SET PROBLEM: Note each line of the listing that contains the string "screenshot", and copy it.
_ _ _ _
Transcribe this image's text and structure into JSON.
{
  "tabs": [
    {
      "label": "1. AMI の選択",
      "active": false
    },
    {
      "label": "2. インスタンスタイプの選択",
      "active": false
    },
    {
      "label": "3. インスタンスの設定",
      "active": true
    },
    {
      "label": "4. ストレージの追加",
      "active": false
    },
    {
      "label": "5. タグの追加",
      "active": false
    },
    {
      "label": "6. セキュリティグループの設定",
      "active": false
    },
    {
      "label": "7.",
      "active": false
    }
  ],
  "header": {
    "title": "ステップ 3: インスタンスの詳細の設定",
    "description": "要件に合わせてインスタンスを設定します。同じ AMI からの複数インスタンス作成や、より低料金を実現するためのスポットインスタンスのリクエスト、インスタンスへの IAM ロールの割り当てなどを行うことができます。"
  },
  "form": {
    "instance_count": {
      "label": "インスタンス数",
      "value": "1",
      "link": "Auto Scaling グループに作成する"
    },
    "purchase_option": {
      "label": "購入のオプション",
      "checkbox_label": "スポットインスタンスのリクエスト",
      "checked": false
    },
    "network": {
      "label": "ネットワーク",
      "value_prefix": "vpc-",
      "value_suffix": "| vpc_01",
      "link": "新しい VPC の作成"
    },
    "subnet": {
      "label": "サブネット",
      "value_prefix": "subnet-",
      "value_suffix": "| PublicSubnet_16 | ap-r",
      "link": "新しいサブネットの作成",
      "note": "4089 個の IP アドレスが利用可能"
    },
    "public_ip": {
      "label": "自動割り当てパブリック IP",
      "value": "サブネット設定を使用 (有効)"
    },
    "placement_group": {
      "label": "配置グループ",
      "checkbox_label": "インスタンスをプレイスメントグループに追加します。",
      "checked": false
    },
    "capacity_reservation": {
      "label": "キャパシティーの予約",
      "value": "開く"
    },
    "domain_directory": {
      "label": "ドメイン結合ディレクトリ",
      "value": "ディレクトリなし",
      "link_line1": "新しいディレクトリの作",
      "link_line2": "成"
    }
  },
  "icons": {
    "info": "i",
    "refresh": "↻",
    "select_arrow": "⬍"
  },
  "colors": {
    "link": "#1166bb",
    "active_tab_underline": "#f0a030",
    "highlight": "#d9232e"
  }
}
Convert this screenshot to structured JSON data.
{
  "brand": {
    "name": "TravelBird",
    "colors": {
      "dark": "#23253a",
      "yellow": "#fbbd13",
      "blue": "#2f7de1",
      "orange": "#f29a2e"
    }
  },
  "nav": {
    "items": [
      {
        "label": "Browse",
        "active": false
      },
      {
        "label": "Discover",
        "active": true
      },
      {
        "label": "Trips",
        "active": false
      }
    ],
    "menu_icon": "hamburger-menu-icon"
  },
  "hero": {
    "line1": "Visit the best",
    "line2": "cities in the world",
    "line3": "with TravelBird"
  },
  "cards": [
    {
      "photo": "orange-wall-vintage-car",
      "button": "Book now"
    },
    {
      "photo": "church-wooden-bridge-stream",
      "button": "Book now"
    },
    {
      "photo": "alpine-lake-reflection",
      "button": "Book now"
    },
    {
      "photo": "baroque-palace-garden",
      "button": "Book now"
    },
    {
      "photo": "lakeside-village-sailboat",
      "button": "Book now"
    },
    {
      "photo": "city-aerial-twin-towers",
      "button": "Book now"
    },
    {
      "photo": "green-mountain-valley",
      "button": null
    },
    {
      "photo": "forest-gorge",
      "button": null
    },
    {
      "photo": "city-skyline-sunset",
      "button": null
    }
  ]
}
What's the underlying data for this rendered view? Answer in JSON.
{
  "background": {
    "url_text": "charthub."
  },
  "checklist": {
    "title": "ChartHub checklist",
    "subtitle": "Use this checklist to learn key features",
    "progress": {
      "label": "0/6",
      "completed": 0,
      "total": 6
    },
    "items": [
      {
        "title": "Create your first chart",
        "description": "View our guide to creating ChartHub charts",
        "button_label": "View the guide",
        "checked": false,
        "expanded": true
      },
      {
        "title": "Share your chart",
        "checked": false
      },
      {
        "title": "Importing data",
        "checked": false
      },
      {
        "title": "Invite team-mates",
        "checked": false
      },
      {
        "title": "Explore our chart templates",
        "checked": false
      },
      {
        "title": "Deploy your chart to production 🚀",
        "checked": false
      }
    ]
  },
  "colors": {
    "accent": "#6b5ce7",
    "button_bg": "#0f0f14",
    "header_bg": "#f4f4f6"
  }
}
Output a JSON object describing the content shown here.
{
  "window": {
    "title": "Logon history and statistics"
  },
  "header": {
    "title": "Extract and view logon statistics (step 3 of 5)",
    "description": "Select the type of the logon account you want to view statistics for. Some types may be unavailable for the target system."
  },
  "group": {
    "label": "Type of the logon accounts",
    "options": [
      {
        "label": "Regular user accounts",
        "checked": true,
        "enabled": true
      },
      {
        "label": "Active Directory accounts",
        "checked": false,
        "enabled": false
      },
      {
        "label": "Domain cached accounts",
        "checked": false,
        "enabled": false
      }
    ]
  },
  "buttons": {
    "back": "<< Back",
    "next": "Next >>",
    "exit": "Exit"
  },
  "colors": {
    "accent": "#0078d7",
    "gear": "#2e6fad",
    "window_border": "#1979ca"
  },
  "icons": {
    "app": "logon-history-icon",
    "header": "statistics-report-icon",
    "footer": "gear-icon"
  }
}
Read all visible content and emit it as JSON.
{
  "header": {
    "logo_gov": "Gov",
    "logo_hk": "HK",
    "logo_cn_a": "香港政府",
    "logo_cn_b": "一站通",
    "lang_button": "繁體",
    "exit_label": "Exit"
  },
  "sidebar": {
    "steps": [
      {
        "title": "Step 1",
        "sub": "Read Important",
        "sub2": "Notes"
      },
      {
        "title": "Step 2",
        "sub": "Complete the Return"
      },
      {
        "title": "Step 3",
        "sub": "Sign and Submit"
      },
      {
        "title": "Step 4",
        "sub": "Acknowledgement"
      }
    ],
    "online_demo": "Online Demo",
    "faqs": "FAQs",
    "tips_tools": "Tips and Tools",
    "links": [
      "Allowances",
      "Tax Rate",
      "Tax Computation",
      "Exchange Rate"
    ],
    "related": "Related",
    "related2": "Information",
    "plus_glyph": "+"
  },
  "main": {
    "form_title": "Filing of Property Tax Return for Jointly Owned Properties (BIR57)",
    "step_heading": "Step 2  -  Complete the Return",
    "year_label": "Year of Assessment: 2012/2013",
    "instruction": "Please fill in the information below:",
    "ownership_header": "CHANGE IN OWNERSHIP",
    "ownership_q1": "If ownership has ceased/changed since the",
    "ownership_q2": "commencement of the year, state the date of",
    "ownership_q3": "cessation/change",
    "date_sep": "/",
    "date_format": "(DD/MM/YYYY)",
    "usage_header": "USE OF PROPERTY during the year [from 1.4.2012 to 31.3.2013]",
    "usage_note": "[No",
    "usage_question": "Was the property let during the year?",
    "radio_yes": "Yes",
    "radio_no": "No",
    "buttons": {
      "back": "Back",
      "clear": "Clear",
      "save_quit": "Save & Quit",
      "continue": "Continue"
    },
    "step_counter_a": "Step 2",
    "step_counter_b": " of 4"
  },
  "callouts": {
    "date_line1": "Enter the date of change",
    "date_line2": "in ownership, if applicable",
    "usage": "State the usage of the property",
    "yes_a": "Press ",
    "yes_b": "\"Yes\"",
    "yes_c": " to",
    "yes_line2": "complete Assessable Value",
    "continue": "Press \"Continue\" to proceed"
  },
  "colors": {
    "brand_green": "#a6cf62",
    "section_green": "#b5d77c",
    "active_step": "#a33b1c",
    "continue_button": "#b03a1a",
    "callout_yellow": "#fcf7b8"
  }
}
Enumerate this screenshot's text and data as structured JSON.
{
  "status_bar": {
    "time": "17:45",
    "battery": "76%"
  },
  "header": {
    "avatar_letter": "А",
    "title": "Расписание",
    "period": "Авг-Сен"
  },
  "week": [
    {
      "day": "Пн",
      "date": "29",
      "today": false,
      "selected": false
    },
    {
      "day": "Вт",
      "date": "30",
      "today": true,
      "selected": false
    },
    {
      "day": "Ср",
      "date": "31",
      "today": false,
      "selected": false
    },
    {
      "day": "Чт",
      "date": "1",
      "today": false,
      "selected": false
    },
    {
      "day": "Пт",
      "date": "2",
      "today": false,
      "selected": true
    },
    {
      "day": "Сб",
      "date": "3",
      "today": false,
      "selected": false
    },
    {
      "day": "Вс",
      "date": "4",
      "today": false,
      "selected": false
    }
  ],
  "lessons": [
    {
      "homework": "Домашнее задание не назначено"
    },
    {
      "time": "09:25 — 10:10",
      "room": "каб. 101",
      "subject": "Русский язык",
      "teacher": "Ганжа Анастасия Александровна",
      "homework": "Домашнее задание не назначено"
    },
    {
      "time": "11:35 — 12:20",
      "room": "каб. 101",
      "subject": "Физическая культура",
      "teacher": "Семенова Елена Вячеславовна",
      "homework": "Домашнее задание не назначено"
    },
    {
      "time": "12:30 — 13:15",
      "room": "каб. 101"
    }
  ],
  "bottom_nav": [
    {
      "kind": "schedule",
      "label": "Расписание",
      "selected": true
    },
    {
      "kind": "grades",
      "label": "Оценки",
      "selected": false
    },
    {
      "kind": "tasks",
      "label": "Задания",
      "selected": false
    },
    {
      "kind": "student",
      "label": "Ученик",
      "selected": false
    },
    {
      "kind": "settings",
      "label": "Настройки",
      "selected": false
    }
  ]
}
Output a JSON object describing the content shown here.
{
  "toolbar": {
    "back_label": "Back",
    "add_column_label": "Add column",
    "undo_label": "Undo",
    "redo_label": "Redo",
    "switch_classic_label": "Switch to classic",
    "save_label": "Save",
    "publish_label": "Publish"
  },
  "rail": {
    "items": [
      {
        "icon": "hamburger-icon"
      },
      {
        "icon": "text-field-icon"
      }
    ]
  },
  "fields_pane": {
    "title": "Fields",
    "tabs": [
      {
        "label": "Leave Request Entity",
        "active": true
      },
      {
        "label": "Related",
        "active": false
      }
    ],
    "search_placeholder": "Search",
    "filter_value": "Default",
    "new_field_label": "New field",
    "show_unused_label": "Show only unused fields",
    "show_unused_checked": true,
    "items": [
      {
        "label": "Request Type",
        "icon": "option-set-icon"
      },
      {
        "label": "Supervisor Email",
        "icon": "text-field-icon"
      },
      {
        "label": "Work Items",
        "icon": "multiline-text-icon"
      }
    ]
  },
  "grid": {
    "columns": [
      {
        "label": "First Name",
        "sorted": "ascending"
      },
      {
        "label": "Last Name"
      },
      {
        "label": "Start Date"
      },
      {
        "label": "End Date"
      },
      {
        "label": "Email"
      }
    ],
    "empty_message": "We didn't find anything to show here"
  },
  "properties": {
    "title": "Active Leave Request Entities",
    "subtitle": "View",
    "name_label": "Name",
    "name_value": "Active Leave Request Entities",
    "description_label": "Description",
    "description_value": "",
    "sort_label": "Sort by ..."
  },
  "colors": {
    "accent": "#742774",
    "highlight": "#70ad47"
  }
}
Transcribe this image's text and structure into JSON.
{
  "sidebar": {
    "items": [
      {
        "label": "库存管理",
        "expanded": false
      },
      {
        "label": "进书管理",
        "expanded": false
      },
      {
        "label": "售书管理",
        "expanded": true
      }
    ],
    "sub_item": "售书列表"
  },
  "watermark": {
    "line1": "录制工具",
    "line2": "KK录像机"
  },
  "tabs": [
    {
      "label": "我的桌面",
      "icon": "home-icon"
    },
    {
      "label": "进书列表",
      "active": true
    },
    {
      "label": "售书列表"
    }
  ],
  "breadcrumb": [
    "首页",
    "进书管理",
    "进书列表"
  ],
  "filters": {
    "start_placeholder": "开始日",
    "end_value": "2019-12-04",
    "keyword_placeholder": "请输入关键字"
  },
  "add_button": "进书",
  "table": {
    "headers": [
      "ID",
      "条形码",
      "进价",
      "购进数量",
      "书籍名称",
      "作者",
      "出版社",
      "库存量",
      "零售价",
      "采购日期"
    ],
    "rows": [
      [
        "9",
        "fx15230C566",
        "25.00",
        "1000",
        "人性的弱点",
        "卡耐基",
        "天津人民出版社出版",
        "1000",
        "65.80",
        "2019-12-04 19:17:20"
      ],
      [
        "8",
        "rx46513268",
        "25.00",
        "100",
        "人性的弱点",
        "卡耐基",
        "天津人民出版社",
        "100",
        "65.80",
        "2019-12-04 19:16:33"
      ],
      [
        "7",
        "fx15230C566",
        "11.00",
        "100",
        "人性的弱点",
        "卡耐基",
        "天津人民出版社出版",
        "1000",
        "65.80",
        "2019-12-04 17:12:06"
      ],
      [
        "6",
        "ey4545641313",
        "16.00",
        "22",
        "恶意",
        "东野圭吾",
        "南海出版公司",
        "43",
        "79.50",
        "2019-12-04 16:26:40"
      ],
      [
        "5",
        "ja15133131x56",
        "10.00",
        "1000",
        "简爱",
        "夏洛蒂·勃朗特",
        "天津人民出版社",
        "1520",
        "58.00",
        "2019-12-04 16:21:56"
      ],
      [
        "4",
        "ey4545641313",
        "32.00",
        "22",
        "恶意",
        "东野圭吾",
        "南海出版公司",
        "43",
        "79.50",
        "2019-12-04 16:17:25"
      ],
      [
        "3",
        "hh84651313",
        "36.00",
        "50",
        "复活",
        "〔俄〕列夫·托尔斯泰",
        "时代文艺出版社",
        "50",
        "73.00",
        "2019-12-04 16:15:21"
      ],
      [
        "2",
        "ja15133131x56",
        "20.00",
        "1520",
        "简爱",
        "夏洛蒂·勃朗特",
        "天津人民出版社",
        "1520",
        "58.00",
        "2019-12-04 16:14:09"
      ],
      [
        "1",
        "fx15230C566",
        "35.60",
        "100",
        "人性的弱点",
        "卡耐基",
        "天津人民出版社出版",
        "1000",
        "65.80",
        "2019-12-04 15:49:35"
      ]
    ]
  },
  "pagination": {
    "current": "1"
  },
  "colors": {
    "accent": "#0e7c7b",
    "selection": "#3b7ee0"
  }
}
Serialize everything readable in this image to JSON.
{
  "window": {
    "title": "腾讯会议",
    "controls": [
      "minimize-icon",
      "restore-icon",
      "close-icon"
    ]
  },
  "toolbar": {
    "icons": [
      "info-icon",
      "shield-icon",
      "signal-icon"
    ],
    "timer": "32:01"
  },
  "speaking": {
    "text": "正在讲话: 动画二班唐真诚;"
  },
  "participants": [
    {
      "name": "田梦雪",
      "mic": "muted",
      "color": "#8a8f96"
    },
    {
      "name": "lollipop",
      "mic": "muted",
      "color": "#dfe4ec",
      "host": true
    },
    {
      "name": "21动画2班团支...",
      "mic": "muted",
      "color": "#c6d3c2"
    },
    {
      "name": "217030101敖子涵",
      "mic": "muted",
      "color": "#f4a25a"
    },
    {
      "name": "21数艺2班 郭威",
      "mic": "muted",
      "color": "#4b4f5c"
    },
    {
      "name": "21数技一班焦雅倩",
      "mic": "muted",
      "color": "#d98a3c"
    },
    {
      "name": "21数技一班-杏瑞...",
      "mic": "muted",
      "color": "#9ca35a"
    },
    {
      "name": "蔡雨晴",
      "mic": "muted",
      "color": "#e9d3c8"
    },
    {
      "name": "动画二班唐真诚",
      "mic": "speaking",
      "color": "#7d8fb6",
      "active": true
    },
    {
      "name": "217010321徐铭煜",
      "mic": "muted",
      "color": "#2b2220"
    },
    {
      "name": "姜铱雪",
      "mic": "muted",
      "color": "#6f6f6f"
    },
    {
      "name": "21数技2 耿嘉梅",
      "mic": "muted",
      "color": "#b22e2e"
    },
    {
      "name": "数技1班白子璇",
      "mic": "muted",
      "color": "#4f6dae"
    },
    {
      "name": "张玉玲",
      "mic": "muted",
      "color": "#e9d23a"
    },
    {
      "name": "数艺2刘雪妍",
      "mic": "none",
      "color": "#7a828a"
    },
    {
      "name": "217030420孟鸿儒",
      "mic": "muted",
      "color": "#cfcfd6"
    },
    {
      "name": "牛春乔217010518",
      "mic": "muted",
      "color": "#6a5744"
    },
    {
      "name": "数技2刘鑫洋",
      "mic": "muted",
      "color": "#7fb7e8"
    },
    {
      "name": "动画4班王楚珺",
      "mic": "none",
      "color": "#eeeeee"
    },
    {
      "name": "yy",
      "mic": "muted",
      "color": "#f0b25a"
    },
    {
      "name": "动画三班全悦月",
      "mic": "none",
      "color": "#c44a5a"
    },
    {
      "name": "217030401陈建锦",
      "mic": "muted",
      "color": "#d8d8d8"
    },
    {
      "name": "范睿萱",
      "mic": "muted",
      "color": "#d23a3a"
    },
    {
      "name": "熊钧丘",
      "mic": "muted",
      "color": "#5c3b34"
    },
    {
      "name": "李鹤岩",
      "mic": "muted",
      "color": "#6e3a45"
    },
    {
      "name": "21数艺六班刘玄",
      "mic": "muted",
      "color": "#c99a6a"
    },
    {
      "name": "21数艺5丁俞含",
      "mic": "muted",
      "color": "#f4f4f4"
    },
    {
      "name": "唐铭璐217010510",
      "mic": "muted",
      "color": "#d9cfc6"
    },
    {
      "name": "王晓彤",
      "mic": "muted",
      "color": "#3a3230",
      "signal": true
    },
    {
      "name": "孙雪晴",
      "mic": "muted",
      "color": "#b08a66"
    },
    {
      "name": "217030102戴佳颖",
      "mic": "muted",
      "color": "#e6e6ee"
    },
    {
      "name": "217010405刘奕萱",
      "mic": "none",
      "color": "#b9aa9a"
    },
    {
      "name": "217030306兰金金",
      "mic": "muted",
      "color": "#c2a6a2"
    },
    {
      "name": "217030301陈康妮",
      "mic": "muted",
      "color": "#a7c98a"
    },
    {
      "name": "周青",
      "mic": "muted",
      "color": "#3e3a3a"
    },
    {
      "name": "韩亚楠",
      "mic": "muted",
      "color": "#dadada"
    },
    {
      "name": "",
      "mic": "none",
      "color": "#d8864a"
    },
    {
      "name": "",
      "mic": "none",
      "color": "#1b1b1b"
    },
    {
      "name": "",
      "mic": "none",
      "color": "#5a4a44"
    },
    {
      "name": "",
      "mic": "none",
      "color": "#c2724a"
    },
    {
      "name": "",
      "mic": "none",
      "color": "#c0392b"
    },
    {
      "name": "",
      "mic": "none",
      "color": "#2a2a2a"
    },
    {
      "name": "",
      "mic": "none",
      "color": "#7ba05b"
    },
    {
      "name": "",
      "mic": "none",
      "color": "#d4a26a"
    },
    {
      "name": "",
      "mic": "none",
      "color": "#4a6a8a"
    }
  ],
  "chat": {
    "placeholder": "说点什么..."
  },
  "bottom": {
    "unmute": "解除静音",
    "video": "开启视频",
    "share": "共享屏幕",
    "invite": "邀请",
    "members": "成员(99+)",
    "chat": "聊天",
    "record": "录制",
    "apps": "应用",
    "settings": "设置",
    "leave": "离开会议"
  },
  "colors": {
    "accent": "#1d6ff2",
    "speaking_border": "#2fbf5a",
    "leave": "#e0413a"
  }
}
_ _ _ _
SOLUTION FOR THIS PROBLEM:
Convert this screenshot to structured JSON data.
Enumerate this screenshot's text and data as structured JSON.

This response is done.